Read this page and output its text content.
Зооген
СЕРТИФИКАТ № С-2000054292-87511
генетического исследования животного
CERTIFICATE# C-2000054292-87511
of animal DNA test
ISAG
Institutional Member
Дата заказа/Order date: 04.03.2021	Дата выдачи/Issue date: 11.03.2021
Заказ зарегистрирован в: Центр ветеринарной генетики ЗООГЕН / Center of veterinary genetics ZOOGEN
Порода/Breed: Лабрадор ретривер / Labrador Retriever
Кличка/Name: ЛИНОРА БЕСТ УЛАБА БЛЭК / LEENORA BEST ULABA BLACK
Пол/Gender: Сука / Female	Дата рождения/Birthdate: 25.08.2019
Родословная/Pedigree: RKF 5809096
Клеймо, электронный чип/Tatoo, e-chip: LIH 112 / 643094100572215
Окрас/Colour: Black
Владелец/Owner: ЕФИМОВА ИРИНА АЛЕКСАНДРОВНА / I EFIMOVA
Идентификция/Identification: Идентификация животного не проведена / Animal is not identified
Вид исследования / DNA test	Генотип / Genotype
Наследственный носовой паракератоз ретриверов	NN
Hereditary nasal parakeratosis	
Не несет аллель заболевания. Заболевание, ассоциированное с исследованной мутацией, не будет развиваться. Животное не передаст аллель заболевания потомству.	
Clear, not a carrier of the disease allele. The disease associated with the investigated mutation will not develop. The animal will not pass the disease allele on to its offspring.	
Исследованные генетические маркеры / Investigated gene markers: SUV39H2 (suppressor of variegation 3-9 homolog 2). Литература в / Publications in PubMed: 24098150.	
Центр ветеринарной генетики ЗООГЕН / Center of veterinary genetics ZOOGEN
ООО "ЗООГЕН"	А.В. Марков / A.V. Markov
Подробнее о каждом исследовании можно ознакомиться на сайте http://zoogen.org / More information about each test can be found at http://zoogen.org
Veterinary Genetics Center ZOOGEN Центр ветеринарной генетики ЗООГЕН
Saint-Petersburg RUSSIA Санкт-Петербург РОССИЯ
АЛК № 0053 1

^^^^^^^^^^^^^^^^

▶ _TO DO_
Wherever a line in the records contains the word "ветеринарной", copy that line.

▶ _OUTPUT FOR THIS TASK_
Заказ зарегистрирован в: Центр ветеринарной генетики ЗООГЕН / Center of veterinary genetics ZOOGEN
Центр ветеринарной генетики ЗООГЕН / Center of veterinary genetics ZOOGEN
Veterinary Genetics Center ZOOGEN Центр ветеринарной генетики ЗООГЕН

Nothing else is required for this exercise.